Sanford Robinson Gifford Paintings & Art
Sanford Robinson Gifford, born in 1823, studied at Brown University with John Rubens form 1842-44. He was trained in the Hudson River School style. Gifford began as a portraits but turned to landscapes after 1843 when he went on a sketching tour of the Catskill and Bershire Mountains. His luminist stlye highlighted subtle but dramatic lighting in pure landscapes which were free of the more more traditional historical, literal or allegorical references. Gifford's style matured with minute detail in overall atmosphere achieved through veiled tones and multiple layers of varnish. Gifford was able to meet the great art critic John Ruskin while taveling in Europe. He also took two trips out west in 1870 and 1974. In 1858 he became an original member of the 10th Street Studio building. Gifford died in 1880.

■ **WRITTEN REQUEST**
Please answer these questions from the page on Sanford Robinson Gifford above:
(a) In what year was Gifford born?
(b) Which art critic did Gifford meet while traveling in Europe?
(c) What did Gifford become in 1858?

■ **GIVEN DATA**
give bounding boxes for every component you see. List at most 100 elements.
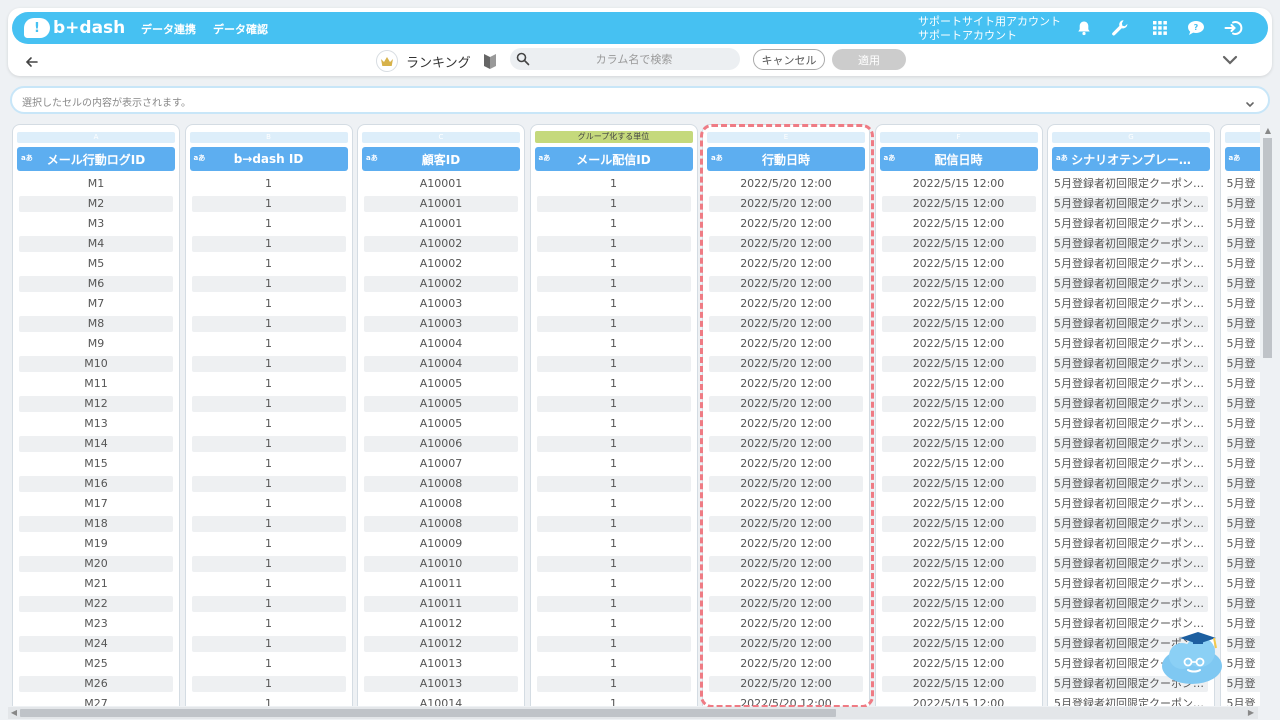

■ **RESULT FOR THIS TASK**
(a) 1823
(b) John Ruskin
(c) An original member of the 10th Street Studio building